* **DIRECTIONS FOR THIS TASK**:
Reproduce all the entries exactly and keep the pictures out.

* **Dataset items**:

────────────────────

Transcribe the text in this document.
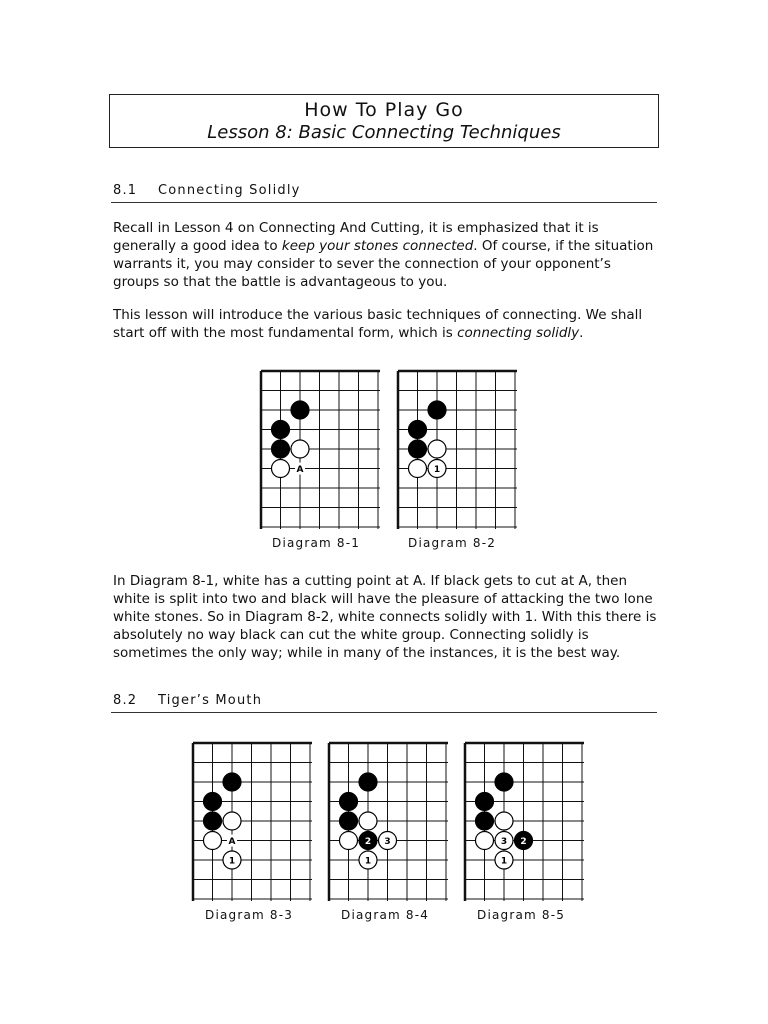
How To Play Go
Lesson 8: Basic Connecting Techniques
8.1 Connecting Solidly

Recall in Lesson 4 on Connecting And Cutting, it is emphasized that it is generally a good idea to keep your stones connected. Of course, if the situation warrants it, you may consider to sever the connection of your opponent’s groups so that the battle is advantageous to you.

This lesson will introduce the various basic techniques of connecting. We shall start off with the most fundamental form, which is connecting solidly.

A	1
Diagram 8-1	Diagram 8-2

In Diagram 8-1, white has a cutting point at A. If black gets to cut at A, then white is split into two and black will have the pleasure of attacking the two lone white stones. So in Diagram 8-2, white connects solidly with 1. With this there is absolutely no way black can cut the white group. Connecting solidly is sometimes the only way; while in many of the instances, it is the best way.

8.2 Tiger’s Mouth
A
1
2 3
1
3 2
1
Diagram 8-3	Diagram 8-4	Diagram 8-5
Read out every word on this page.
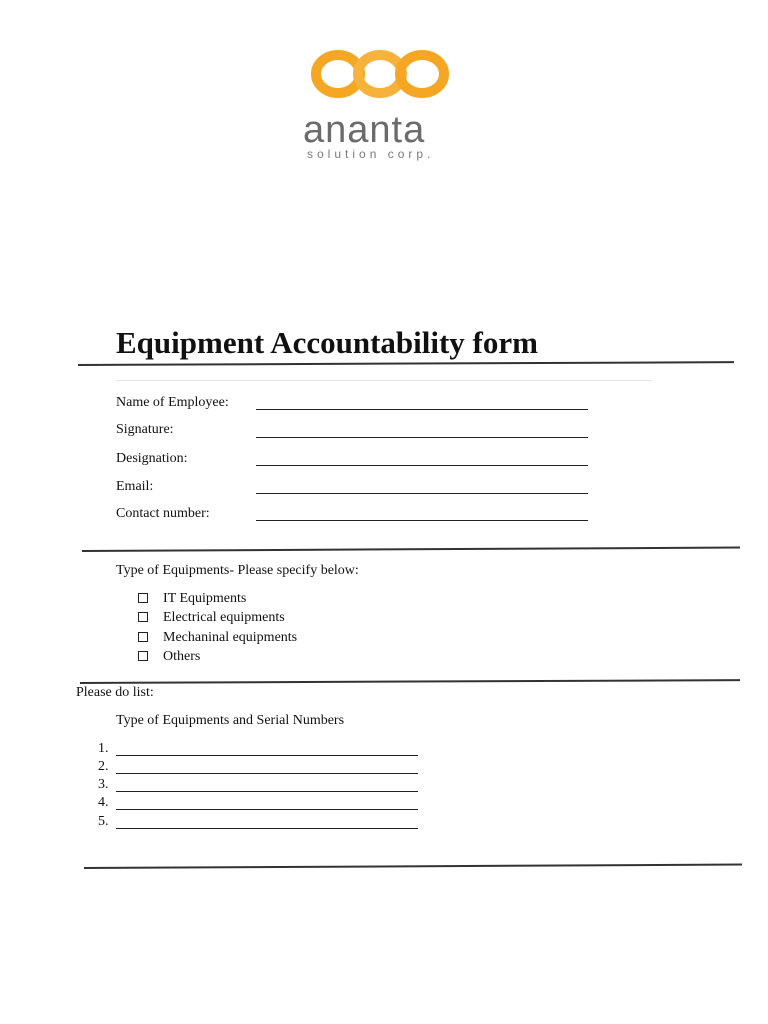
ananta
solution corp.
Equipment Accountability form
Name of Employee:
Signature:
Designation:
Email:
Contact number:
Type of Equipments- Please specify below:
IT Equipments
Electrical equipments
Mechaninal equipments
Others
Please do list:
Type of Equipments and Serial Numbers
1.
2.
3.
4.
5.
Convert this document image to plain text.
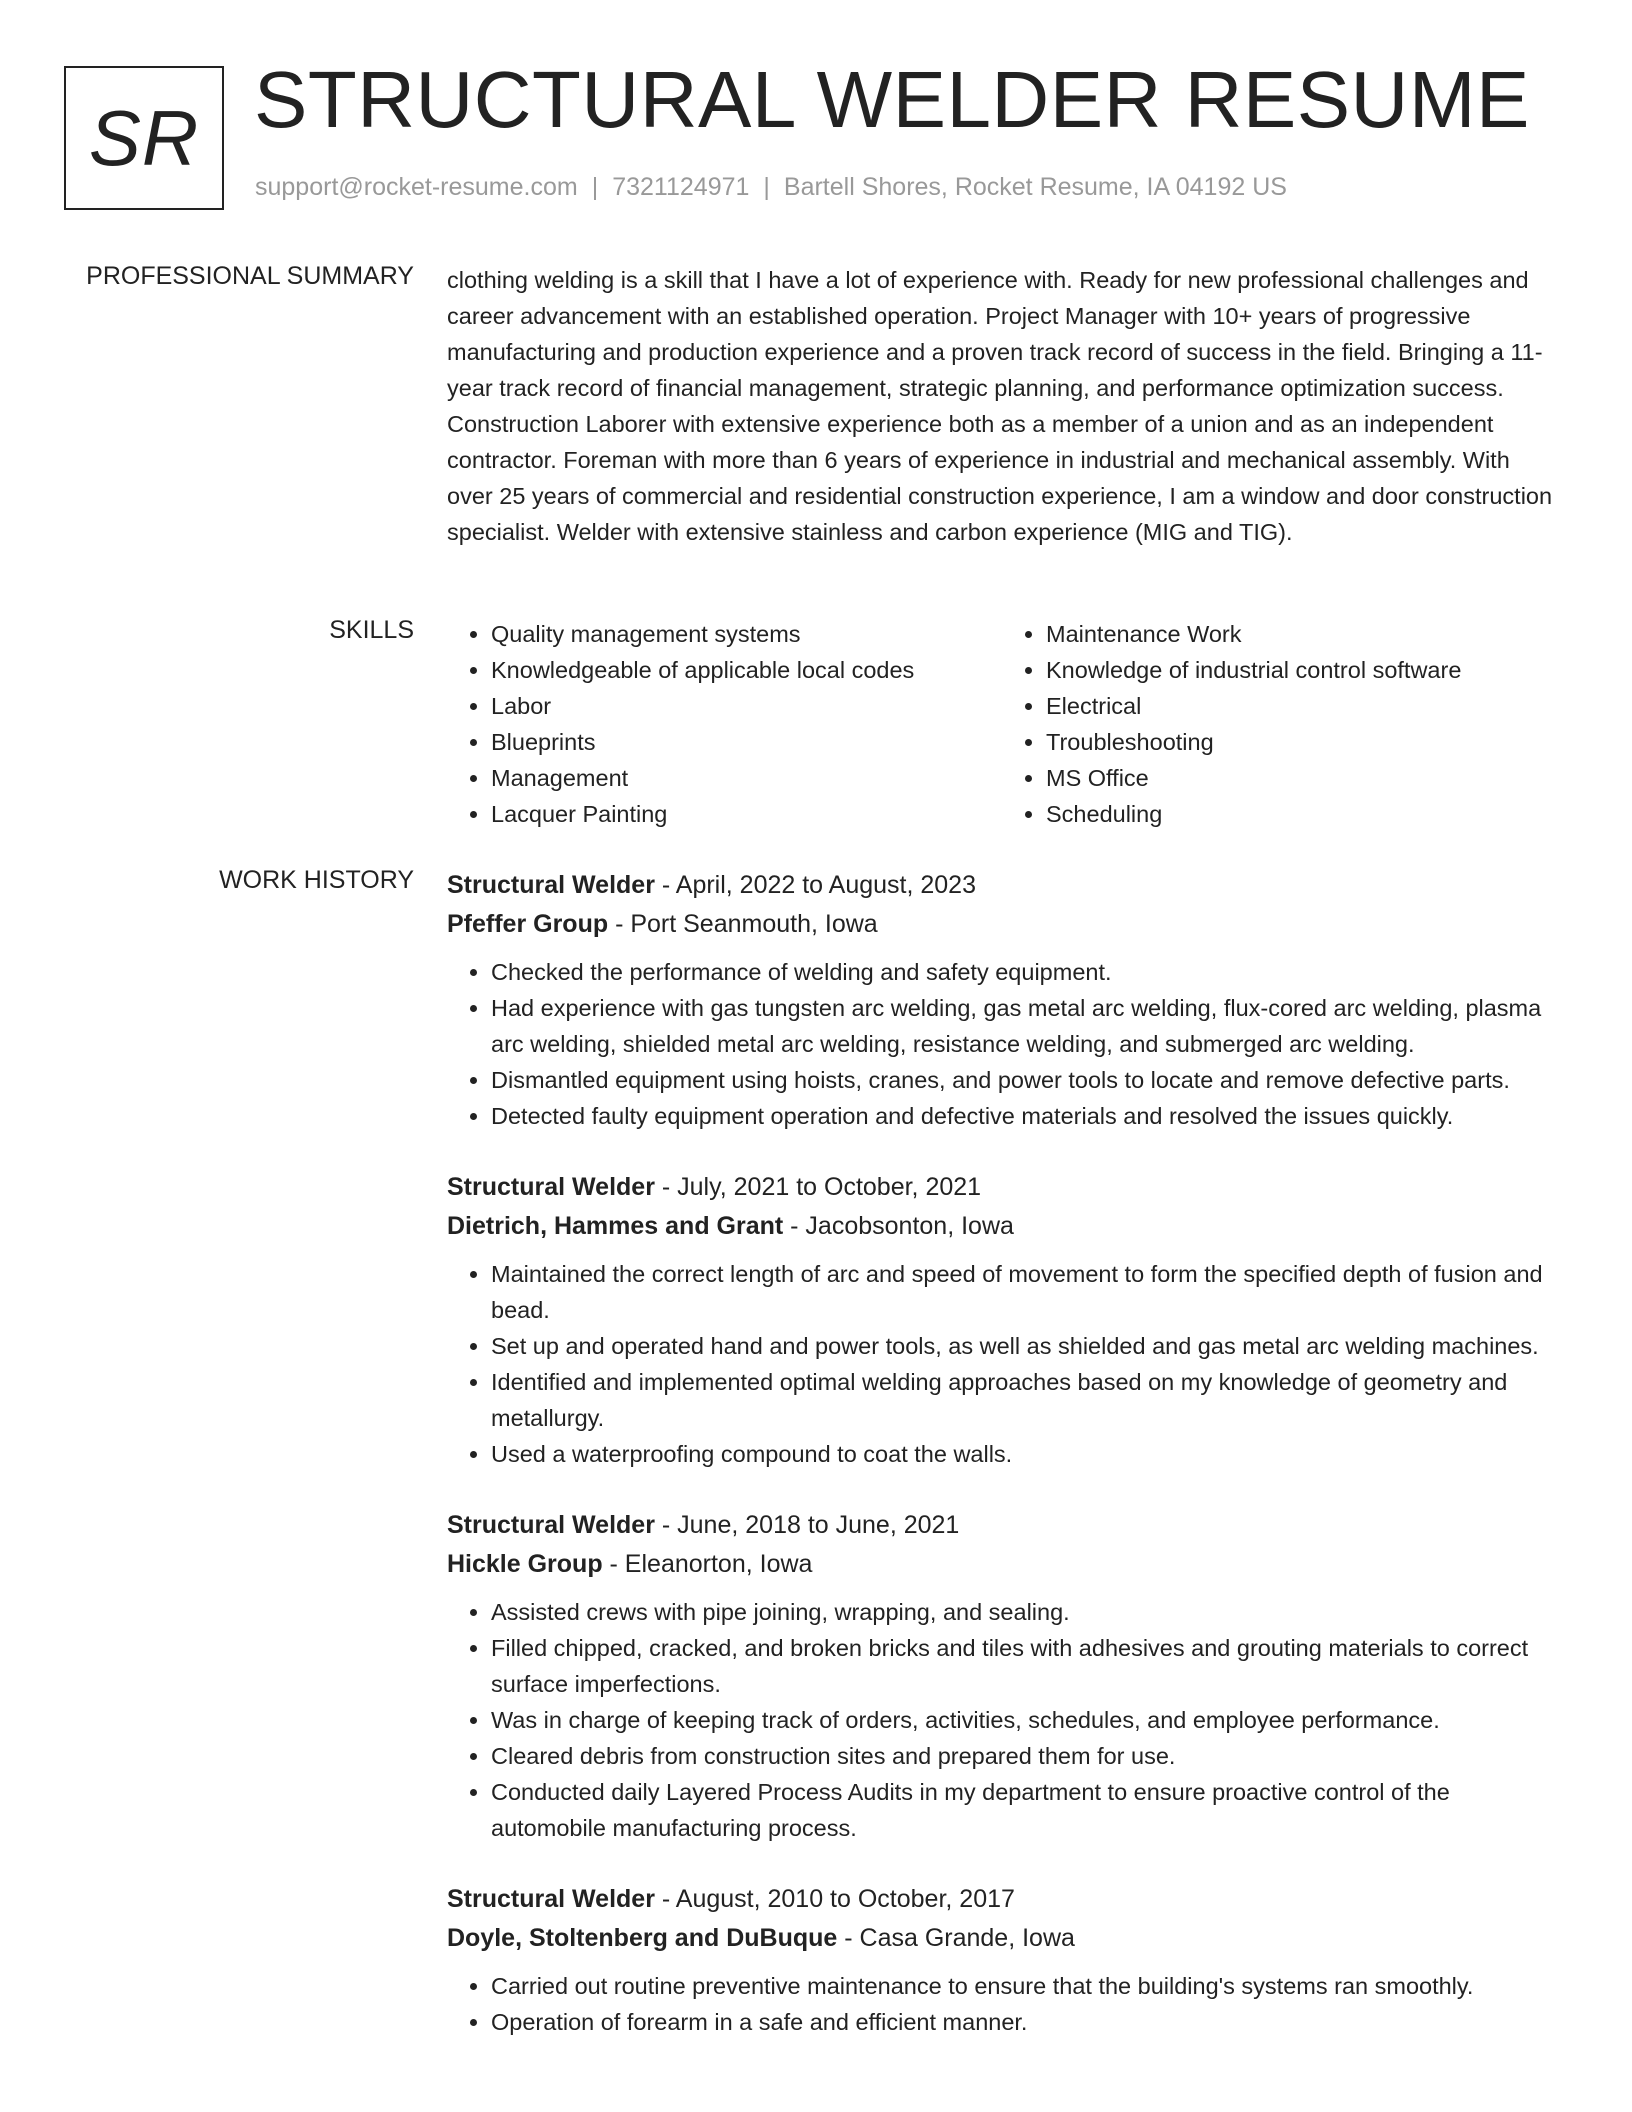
SR STRUCTURAL WELDER RESUME
support@rocket-resume.com | 7321124971 | Bartell Shores, Rocket Resume, IA 04192 US
PROFESSIONAL SUMMARY clothing welding is a skill that I have a lot of experience with. Ready for new professional challenges and career advancement with an established operation. Project Manager with 10+ years of progressive manufacturing and production experience and a proven track record of success in the field. Bringing a 11-year track record of financial management, strategic planning, and performance optimization success. Construction Laborer with extensive experience both as a member of a union and as an independent contractor. Foreman with more than 6 years of experience in industrial and mechanical assembly. With over 25 years of commercial and residential construction experience, I am a window and door construction specialist. Welder with extensive stainless and carbon experience (MIG and TIG).

SKILLS
•	Quality management systems
• Knowledgeable of applicable local codes
• Labor
• Blueprints
• Management
• Lacquer Painting
• Maintenance Work
• Knowledge of industrial control software
• Electrical
• Troubleshooting
• MS Office
• Scheduling
WORK HISTORY Structural Welder - April, 2022 to August, 2023
Pfeffer Group - Port Seanmouth, Iowa
• Checked the performance of welding and safety equipment.
• Had experience with gas tungsten arc welding, gas metal arc welding, flux-cored arc welding, plasma arc welding, shielded metal arc welding, resistance welding, and submerged arc welding.
• Dismantled equipment using hoists, cranes, and power tools to locate and remove defective parts.
• Detected faulty equipment operation and defective materials and resolved the issues quickly.
Structural Welder - July, 2021 to October, 2021
Dietrich, Hammes and Grant - Jacobsonton, Iowa
• Maintained the correct length of arc and speed of movement to form the specified depth of fusion and bead.
• Set up and operated hand and power tools, as well as shielded and gas metal arc welding machines.
• Identified and implemented optimal welding approaches based on my knowledge of geometry and metallurgy.
• Used a waterproofing compound to coat the walls.
Structural Welder - June, 2018 to June, 2021
Hickle Group - Eleanorton, Iowa
• Assisted crews with pipe joining, wrapping, and sealing.
• Filled chipped, cracked, and broken bricks and tiles with adhesives and grouting materials to correct surface imperfections.
• Was in charge of keeping track of orders, activities, schedules, and employee performance.
• Cleared debris from construction sites and prepared them for use.
• Conducted daily Layered Process Audits in my department to ensure proactive control of the automobile manufacturing process.
Structural Welder - August, 2010 to October, 2017
Doyle, Stoltenberg and DuBuque - Casa Grande, Iowa
• Carried out routine preventive maintenance to ensure that the building's systems ran smoothly.
• Operation of forearm in a safe and efficient manner.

────────────────────

* **THE ANSWER**:
Transcribe the text in this document.
How To Play Go
Lesson 8: Basic Connecting Techniques
8.1 Connecting Solidly

Recall in Lesson 4 on Connecting And Cutting, it is emphasized that it is generally a good idea to keep your stones connected. Of course, if the situation warrants it, you may consider to sever the connection of your opponent’s groups so that the battle is advantageous to you.

This lesson will introduce the various basic techniques of connecting. We shall start off with the most fundamental form, which is connecting solidly.

A	1
Diagram 8-1	Diagram 8-2

In Diagram 8-1, white has a cutting point at A. If black gets to cut at A, then white is split into two and black will have the pleasure of attacking the two lone white stones. So in Diagram 8-2, white connects solidly with 1. With this there is absolutely no way black can cut the white group. Connecting solidly is sometimes the only way; while in many of the instances, it is the best way.

8.2 Tiger’s Mouth
A
1
2 3
1
3 2
1
Diagram 8-3	Diagram 8-4	Diagram 8-5
Read out every word on this page.
ananta
solution corp.
Equipment Accountability form
Name of Employee:
Signature:
Designation:
Email:
Contact number:
Type of Equipments- Please specify below:
IT Equipments
Electrical equipments
Mechaninal equipments
Others
Please do list:
Type of Equipments and Serial Numbers
1.
2.
3.
4.
5.
Convert this document image to plain text.
SR STRUCTURAL WELDER RESUME
support@rocket-resume.com | 7321124971 | Bartell Shores, Rocket Resume, IA 04192 US
PROFESSIONAL SUMMARY clothing welding is a skill that I have a lot of experience with. Ready for new professional challenges and career advancement with an established operation. Project Manager with 10+ years of progressive manufacturing and production experience and a proven track record of success in the field. Bringing a 11-year track record of financial management, strategic planning, and performance optimization success. Construction Laborer with extensive experience both as a member of a union and as an independent contractor. Foreman with more than 6 years of experience in industrial and mechanical assembly. With over 25 years of commercial and residential construction experience, I am a window and door construction specialist. Welder with extensive stainless and carbon experience (MIG and TIG).

SKILLS
•	Quality management systems
• Knowledgeable of applicable local codes
• Labor
• Blueprints
• Management
• Lacquer Painting
• Maintenance Work
• Knowledge of industrial control software
• Electrical
• Troubleshooting
• MS Office
• Scheduling
WORK HISTORY Structural Welder - April, 2022 to August, 2023
Pfeffer Group - Port Seanmouth, Iowa
• Checked the performance of welding and safety equipment.
• Had experience with gas tungsten arc welding, gas metal arc welding, flux-cored arc welding, plasma arc welding, shielded metal arc welding, resistance welding, and submerged arc welding.
• Dismantled equipment using hoists, cranes, and power tools to locate and remove defective parts.
• Detected faulty equipment operation and defective materials and resolved the issues quickly.
Structural Welder - July, 2021 to October, 2021
Dietrich, Hammes and Grant - Jacobsonton, Iowa
• Maintained the correct length of arc and speed of movement to form the specified depth of fusion and bead.
• Set up and operated hand and power tools, as well as shielded and gas metal arc welding machines.
• Identified and implemented optimal welding approaches based on my knowledge of geometry and metallurgy.
• Used a waterproofing compound to coat the walls.
Structural Welder - June, 2018 to June, 2021
Hickle Group - Eleanorton, Iowa
• Assisted crews with pipe joining, wrapping, and sealing.
• Filled chipped, cracked, and broken bricks and tiles with adhesives and grouting materials to correct surface imperfections.
• Was in charge of keeping track of orders, activities, schedules, and employee performance.
• Cleared debris from construction sites and prepared them for use.
• Conducted daily Layered Process Audits in my department to ensure proactive control of the automobile manufacturing process.
Structural Welder - August, 2010 to October, 2017
Doyle, Stoltenberg and DuBuque - Casa Grande, Iowa
• Carried out routine preventive maintenance to ensure that the building's systems ran smoothly.
• Operation of forearm in a safe and efficient manner.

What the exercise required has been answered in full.